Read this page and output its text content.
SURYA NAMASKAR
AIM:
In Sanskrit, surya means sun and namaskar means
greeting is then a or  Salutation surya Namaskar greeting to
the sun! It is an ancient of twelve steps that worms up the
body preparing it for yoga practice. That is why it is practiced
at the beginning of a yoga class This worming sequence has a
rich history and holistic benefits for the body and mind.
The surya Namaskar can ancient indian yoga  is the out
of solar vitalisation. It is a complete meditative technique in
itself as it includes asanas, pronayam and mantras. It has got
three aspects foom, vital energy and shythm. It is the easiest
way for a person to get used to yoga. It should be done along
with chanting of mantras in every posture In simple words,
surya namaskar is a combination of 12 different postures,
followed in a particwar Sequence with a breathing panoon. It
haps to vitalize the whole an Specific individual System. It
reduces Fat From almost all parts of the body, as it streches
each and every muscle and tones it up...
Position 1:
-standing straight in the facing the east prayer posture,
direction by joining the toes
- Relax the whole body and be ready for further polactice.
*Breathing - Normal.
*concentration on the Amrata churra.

━━━━━━━━━━━━━━━━━━━━

Output the entries verbatim.

Read this page and output its text content.
SURYA NAMASKAR
AIM:
In Sanskrit, surya means sun and namaskar means
greeting is then a or  Salutation surya Namaskar greeting to
the sun! It is an ancient of twelve steps that worms up the
body preparing it for yoga practice. That is why it is practiced
at the beginning of a yoga class This worming sequence has a
rich history and holistic benefits for the body and mind.
The surya Namaskar can ancient indian yoga  is the out
of solar vitalisation. It is a complete meditative technique in
itself as it includes asanas, pronayam and mantras. It has got
three aspects foom, vital energy and shythm. It is the easiest
way for a person to get used to yoga. It should be done along
with chanting of mantras in every posture In simple words,
surya namaskar is a combination of 12 different postures,
followed in a particwar Sequence with a breathing panoon. It
haps to vitalize the whole an Specific individual System. It
reduces Fat From almost all parts of the body, as it streches
each and every muscle and tones it up...
Position 1:
-standing straight in the facing the east prayer posture,
direction by joining the toes
- Relax the whole body and be ready for further polactice.
*Breathing - Normal.
*concentration on the Amrata churra.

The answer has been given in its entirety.